[Collected data]
________________________________________

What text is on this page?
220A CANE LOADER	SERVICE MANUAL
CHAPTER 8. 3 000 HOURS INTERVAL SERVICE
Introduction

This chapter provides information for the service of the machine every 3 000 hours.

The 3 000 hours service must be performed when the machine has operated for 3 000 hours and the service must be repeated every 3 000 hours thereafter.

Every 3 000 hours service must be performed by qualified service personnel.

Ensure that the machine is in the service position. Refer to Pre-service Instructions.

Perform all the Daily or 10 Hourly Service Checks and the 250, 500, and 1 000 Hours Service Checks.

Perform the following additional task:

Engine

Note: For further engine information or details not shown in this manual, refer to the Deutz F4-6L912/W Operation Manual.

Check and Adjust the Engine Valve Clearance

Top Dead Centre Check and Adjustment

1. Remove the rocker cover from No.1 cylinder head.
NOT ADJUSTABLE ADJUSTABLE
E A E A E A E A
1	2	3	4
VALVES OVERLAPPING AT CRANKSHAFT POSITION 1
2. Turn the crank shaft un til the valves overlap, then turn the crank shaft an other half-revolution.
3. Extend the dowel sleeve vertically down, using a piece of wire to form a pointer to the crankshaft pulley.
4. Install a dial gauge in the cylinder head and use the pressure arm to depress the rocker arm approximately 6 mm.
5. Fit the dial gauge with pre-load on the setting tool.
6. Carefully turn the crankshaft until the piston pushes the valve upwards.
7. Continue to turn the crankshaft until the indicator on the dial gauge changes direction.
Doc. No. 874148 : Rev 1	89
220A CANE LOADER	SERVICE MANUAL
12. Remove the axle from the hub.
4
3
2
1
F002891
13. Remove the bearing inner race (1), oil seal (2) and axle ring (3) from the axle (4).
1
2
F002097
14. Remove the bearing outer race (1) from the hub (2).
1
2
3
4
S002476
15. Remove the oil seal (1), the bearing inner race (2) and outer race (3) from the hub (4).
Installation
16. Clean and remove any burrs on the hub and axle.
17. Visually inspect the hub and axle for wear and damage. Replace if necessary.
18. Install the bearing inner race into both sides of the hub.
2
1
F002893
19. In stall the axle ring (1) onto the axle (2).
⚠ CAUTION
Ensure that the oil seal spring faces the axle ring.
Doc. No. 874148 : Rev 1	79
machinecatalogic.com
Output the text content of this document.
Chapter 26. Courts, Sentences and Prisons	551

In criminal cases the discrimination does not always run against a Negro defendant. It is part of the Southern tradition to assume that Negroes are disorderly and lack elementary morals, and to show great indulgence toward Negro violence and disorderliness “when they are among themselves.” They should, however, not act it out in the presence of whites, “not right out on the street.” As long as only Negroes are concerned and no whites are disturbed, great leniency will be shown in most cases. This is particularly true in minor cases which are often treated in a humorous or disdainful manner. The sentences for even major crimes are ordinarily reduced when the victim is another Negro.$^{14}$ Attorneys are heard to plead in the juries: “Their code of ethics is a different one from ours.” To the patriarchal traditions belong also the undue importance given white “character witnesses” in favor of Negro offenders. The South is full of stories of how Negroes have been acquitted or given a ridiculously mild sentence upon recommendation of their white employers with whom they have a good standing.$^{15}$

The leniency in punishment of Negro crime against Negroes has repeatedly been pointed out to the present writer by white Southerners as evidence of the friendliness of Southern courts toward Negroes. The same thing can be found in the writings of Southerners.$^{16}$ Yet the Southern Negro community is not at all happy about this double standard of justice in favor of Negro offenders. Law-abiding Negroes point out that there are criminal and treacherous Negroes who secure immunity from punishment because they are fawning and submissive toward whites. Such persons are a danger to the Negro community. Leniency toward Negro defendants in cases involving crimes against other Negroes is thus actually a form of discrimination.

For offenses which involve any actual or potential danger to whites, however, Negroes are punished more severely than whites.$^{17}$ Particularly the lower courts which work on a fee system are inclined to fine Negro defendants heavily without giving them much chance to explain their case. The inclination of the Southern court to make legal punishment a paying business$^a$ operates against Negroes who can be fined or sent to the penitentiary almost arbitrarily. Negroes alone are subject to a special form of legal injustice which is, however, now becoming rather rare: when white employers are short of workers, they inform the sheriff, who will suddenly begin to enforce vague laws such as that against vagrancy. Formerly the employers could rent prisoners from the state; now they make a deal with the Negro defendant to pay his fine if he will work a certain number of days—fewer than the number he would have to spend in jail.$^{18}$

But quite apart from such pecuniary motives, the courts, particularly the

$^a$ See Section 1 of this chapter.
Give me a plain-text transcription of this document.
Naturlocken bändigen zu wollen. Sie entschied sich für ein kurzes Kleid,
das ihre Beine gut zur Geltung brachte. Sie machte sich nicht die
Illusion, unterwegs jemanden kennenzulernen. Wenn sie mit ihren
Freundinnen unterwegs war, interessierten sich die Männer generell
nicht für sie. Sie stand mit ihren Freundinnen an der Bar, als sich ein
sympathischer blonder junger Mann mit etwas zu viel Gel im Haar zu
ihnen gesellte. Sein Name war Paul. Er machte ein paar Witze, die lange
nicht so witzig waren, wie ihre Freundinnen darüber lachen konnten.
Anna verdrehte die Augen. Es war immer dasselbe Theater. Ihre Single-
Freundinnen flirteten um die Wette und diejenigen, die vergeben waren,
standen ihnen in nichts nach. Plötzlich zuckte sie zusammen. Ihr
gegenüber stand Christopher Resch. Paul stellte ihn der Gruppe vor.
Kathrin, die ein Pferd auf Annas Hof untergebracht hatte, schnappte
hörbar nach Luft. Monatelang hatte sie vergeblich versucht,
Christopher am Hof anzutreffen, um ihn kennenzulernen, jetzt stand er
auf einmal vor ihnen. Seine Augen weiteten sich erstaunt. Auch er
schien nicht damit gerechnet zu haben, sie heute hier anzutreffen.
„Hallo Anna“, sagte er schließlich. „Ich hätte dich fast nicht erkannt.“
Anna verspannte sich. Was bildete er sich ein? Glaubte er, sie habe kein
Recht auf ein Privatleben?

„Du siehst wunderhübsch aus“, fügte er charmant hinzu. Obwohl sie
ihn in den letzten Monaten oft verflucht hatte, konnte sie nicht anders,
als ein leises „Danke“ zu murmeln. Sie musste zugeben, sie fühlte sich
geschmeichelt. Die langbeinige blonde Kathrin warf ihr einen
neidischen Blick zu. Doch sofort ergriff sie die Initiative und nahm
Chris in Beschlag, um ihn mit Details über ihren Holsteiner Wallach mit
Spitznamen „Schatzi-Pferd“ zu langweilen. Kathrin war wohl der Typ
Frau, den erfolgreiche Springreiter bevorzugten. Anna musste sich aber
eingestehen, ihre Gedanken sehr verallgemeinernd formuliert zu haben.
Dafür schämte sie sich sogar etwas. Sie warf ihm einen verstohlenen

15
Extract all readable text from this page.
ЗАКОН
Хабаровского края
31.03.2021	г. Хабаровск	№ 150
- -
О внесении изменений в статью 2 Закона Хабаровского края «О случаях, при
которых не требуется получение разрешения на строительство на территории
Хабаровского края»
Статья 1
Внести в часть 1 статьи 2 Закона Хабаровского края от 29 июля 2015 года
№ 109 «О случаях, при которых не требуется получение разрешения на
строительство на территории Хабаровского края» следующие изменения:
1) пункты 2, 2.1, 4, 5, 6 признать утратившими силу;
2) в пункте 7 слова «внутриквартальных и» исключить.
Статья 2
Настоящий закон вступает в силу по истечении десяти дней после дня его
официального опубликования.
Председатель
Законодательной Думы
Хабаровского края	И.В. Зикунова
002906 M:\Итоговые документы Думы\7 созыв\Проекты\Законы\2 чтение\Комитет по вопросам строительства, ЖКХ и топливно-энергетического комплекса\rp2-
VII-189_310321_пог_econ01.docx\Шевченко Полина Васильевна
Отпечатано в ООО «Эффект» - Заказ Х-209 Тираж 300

________________________________________

Copy the entries above exactly, leaving none out.

Exercise output:
What text is on this page?
220A CANE LOADER	SERVICE MANUAL
CHAPTER 8. 3 000 HOURS INTERVAL SERVICE
Introduction

This chapter provides information for the service of the machine every 3 000 hours.

The 3 000 hours service must be performed when the machine has operated for 3 000 hours and the service must be repeated every 3 000 hours thereafter.

Every 3 000 hours service must be performed by qualified service personnel.

Ensure that the machine is in the service position. Refer to Pre-service Instructions.

Perform all the Daily or 10 Hourly Service Checks and the 250, 500, and 1 000 Hours Service Checks.

Perform the following additional task:

Engine

Note: For further engine information or details not shown in this manual, refer to the Deutz F4-6L912/W Operation Manual.

Check and Adjust the Engine Valve Clearance

Top Dead Centre Check and Adjustment

1. Remove the rocker cover from No.1 cylinder head.
NOT ADJUSTABLE ADJUSTABLE
E A E A E A E A
1	2	3	4
VALVES OVERLAPPING AT CRANKSHAFT POSITION 1
2. Turn the crank shaft un til the valves overlap, then turn the crank shaft an other half-revolution.
3. Extend the dowel sleeve vertically down, using a piece of wire to form a pointer to the crankshaft pulley.
4. Install a dial gauge in the cylinder head and use the pressure arm to depress the rocker arm approximately 6 mm.
5. Fit the dial gauge with pre-load on the setting tool.
6. Carefully turn the crankshaft until the piston pushes the valve upwards.
7. Continue to turn the crankshaft until the indicator on the dial gauge changes direction.
Doc. No. 874148 : Rev 1	89
220A CANE LOADER	SERVICE MANUAL
12. Remove the axle from the hub.
4
3
2
1
F002891
13. Remove the bearing inner race (1), oil seal (2) and axle ring (3) from the axle (4).
1
2
F002097
14. Remove the bearing outer race (1) from the hub (2).
1
2
3
4
S002476
15. Remove the oil seal (1), the bearing inner race (2) and outer race (3) from the hub (4).
Installation
16. Clean and remove any burrs on the hub and axle.
17. Visually inspect the hub and axle for wear and damage. Replace if necessary.
18. Install the bearing inner race into both sides of the hub.
2
1
F002893
19. In stall the axle ring (1) onto the axle (2).
⚠ CAUTION
Ensure that the oil seal spring faces the axle ring.
Doc. No. 874148 : Rev 1	79
machinecatalogic.com
Output the text content of this document.
Chapter 26. Courts, Sentences and Prisons	551

In criminal cases the discrimination does not always run against a Negro defendant. It is part of the Southern tradition to assume that Negroes are disorderly and lack elementary morals, and to show great indulgence toward Negro violence and disorderliness “when they are among themselves.” They should, however, not act it out in the presence of whites, “not right out on the street.” As long as only Negroes are concerned and no whites are disturbed, great leniency will be shown in most cases. This is particularly true in minor cases which are often treated in a humorous or disdainful manner. The sentences for even major crimes are ordinarily reduced when the victim is another Negro.$^{14}$ Attorneys are heard to plead in the juries: “Their code of ethics is a different one from ours.” To the patriarchal traditions belong also the undue importance given white “character witnesses” in favor of Negro offenders. The South is full of stories of how Negroes have been acquitted or given a ridiculously mild sentence upon recommendation of their white employers with whom they have a good standing.$^{15}$

The leniency in punishment of Negro crime against Negroes has repeatedly been pointed out to the present writer by white Southerners as evidence of the friendliness of Southern courts toward Negroes. The same thing can be found in the writings of Southerners.$^{16}$ Yet the Southern Negro community is not at all happy about this double standard of justice in favor of Negro offenders. Law-abiding Negroes point out that there are criminal and treacherous Negroes who secure immunity from punishment because they are fawning and submissive toward whites. Such persons are a danger to the Negro community. Leniency toward Negro defendants in cases involving crimes against other Negroes is thus actually a form of discrimination.

For offenses which involve any actual or potential danger to whites, however, Negroes are punished more severely than whites.$^{17}$ Particularly the lower courts which work on a fee system are inclined to fine Negro defendants heavily without giving them much chance to explain their case. The inclination of the Southern court to make legal punishment a paying business$^a$ operates against Negroes who can be fined or sent to the penitentiary almost arbitrarily. Negroes alone are subject to a special form of legal injustice which is, however, now becoming rather rare: when white employers are short of workers, they inform the sheriff, who will suddenly begin to enforce vague laws such as that against vagrancy. Formerly the employers could rent prisoners from the state; now they make a deal with the Negro defendant to pay his fine if he will work a certain number of days—fewer than the number he would have to spend in jail.$^{18}$

But quite apart from such pecuniary motives, the courts, particularly the

$^a$ See Section 1 of this chapter.
Give me a plain-text transcription of this document.
Naturlocken bändigen zu wollen. Sie entschied sich für ein kurzes Kleid,
das ihre Beine gut zur Geltung brachte. Sie machte sich nicht die
Illusion, unterwegs jemanden kennenzulernen. Wenn sie mit ihren
Freundinnen unterwegs war, interessierten sich die Männer generell
nicht für sie. Sie stand mit ihren Freundinnen an der Bar, als sich ein
sympathischer blonder junger Mann mit etwas zu viel Gel im Haar zu
ihnen gesellte. Sein Name war Paul. Er machte ein paar Witze, die lange
nicht so witzig waren, wie ihre Freundinnen darüber lachen konnten.
Anna verdrehte die Augen. Es war immer dasselbe Theater. Ihre Single-
Freundinnen flirteten um die Wette und diejenigen, die vergeben waren,
standen ihnen in nichts nach. Plötzlich zuckte sie zusammen. Ihr
gegenüber stand Christopher Resch. Paul stellte ihn der Gruppe vor.
Kathrin, die ein Pferd auf Annas Hof untergebracht hatte, schnappte
hörbar nach Luft. Monatelang hatte sie vergeblich versucht,
Christopher am Hof anzutreffen, um ihn kennenzulernen, jetzt stand er
auf einmal vor ihnen. Seine Augen weiteten sich erstaunt. Auch er
schien nicht damit gerechnet zu haben, sie heute hier anzutreffen.
„Hallo Anna“, sagte er schließlich. „Ich hätte dich fast nicht erkannt.“
Anna verspannte sich. Was bildete er sich ein? Glaubte er, sie habe kein
Recht auf ein Privatleben?

„Du siehst wunderhübsch aus“, fügte er charmant hinzu. Obwohl sie
ihn in den letzten Monaten oft verflucht hatte, konnte sie nicht anders,
als ein leises „Danke“ zu murmeln. Sie musste zugeben, sie fühlte sich
geschmeichelt. Die langbeinige blonde Kathrin warf ihr einen
neidischen Blick zu. Doch sofort ergriff sie die Initiative und nahm
Chris in Beschlag, um ihn mit Details über ihren Holsteiner Wallach mit
Spitznamen „Schatzi-Pferd“ zu langweilen. Kathrin war wohl der Typ
Frau, den erfolgreiche Springreiter bevorzugten. Anna musste sich aber
eingestehen, ihre Gedanken sehr verallgemeinernd formuliert zu haben.
Dafür schämte sie sich sogar etwas. Sie warf ihm einen verstohlenen

15
Extract all readable text from this page.
ЗАКОН
Хабаровского края
31.03.2021	г. Хабаровск	№ 150
- -
О внесении изменений в статью 2 Закона Хабаровского края «О случаях, при
которых не требуется получение разрешения на строительство на территории
Хабаровского края»
Статья 1
Внести в часть 1 статьи 2 Закона Хабаровского края от 29 июля 2015 года
№ 109 «О случаях, при которых не требуется получение разрешения на
строительство на территории Хабаровского края» следующие изменения:
1) пункты 2, 2.1, 4, 5, 6 признать утратившими силу;
2) в пункте 7 слова «внутриквартальных и» исключить.
Статья 2
Настоящий закон вступает в силу по истечении десяти дней после дня его
официального опубликования.
Председатель
Законодательной Думы
Хабаровского края	И.В. Зикунова
002906 M:\Итоговые документы Думы\7 созыв\Проекты\Законы\2 чтение\Комитет по вопросам строительства, ЖКХ и топливно-энергетического комплекса\rp2-
VII-189_310321_пог_econ01.docx\Шевченко Полина Васильевна
Отпечатано в ООО «Эффект» - Заказ Х-209 Тираж 300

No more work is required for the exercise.